Lines containing the word "text" are to be located and copied.
** Start **
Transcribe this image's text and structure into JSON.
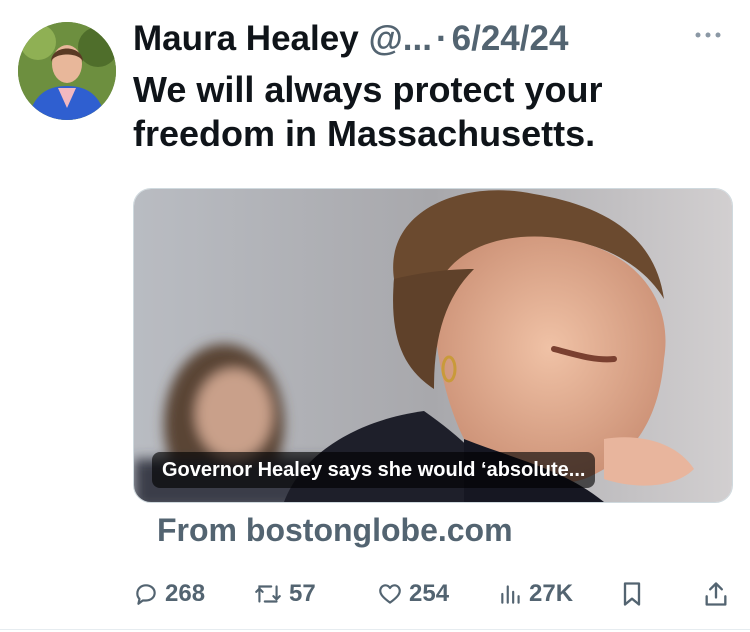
{
  "author": {
    "name": "Maura Healey",
    "handle": "@...",
    "separator": "·",
    "date": "6/24/24"
  },
  "tweet": {
    "text": "We will always protect your freedom in Massachusetts."
  },
  "link_card": {
    "caption": "Governor Healey says she would ‘absolute...",
    "source": "From bostonglobe.com"
  },
  "actions": {
    "replies": "268",
    "reposts": "57",
    "likes": "254",
    "views": "27K"
  },
  "colors": {
    "text": "#0f1419",
    "secondary": "#536471"
  },
  "icons": [
    "more-icon",
    "reply-icon",
    "repost-icon",
    "like-icon",
    "views-icon",
    "bookmark-icon",
    "share-icon"
  ]
}
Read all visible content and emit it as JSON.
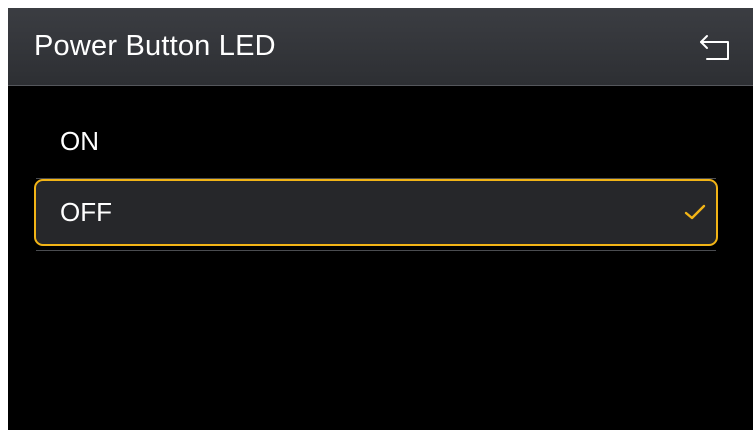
{
  "header": {
    "title": "Power Button LED",
    "back_icon": "back-arrow-icon"
  },
  "options": [
    {
      "label": "ON",
      "selected": false
    },
    {
      "label": "OFF",
      "selected": true
    }
  ],
  "selected_check_icon": "checkmark-icon",
  "colors": {
    "background": "#000000",
    "header": "#35373b",
    "accent": "#f2b416",
    "text": "#ffffff",
    "divider": "#4a4c50"
  }
}
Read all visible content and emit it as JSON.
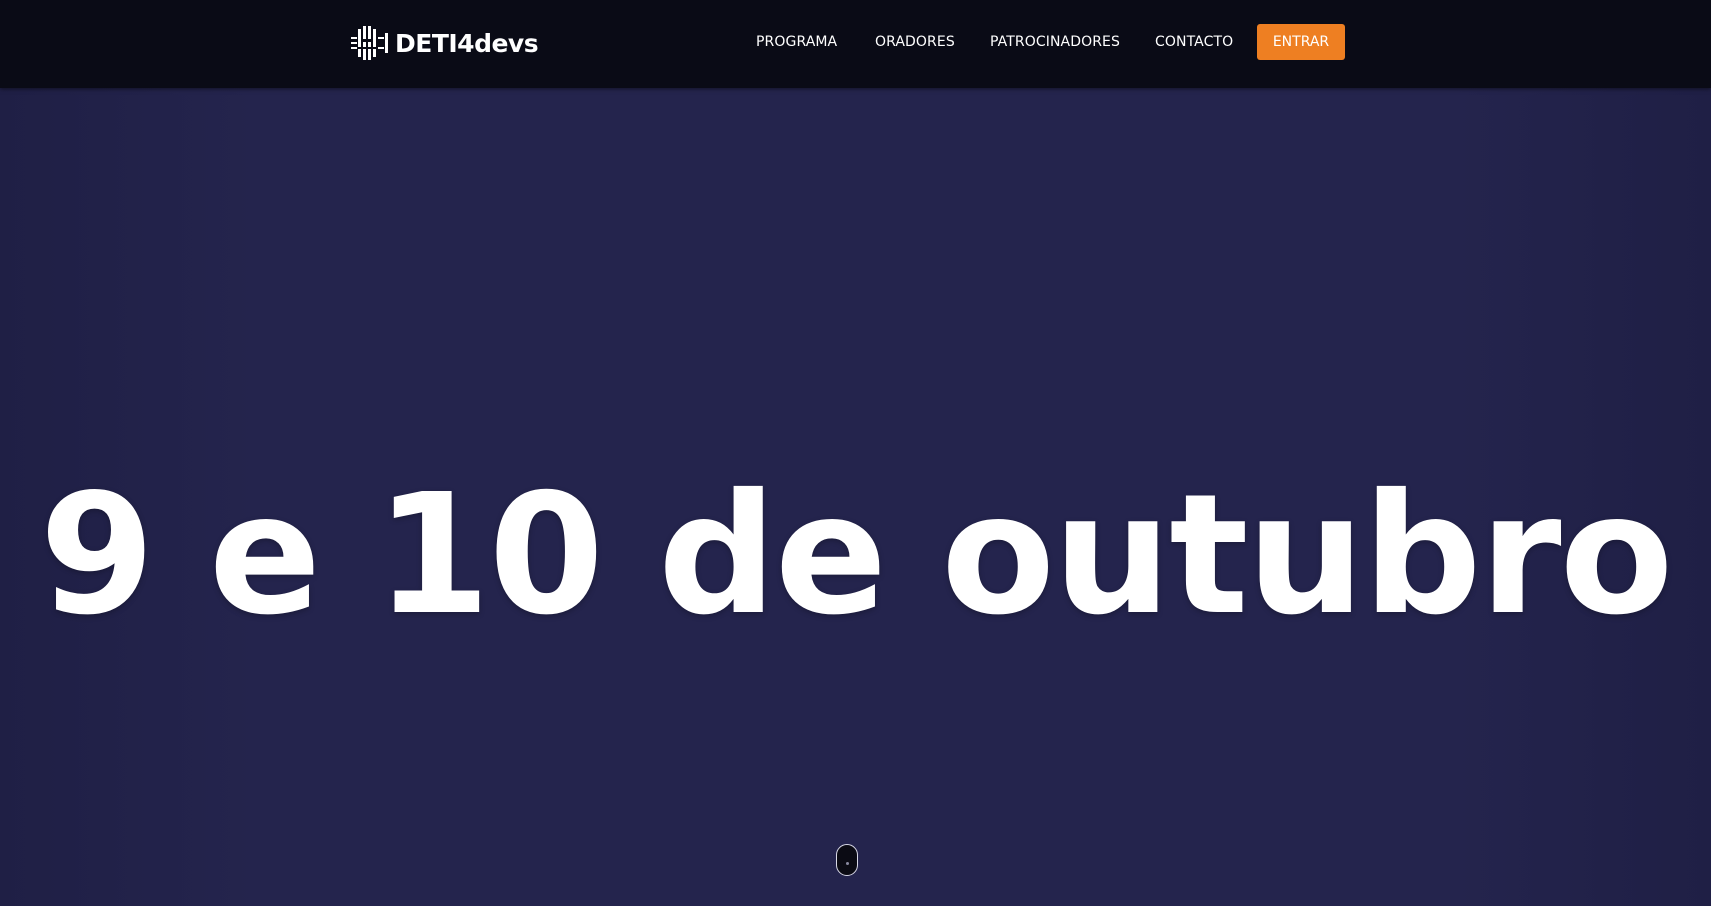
** End **
- **SOLUTION TO THIS TASK**:
Transcribe this image's text and structure into JSON.
    "text": "We will always protect your freedom in Massachusetts."
    "text": "#0f1419",
    "text": "#ffffff",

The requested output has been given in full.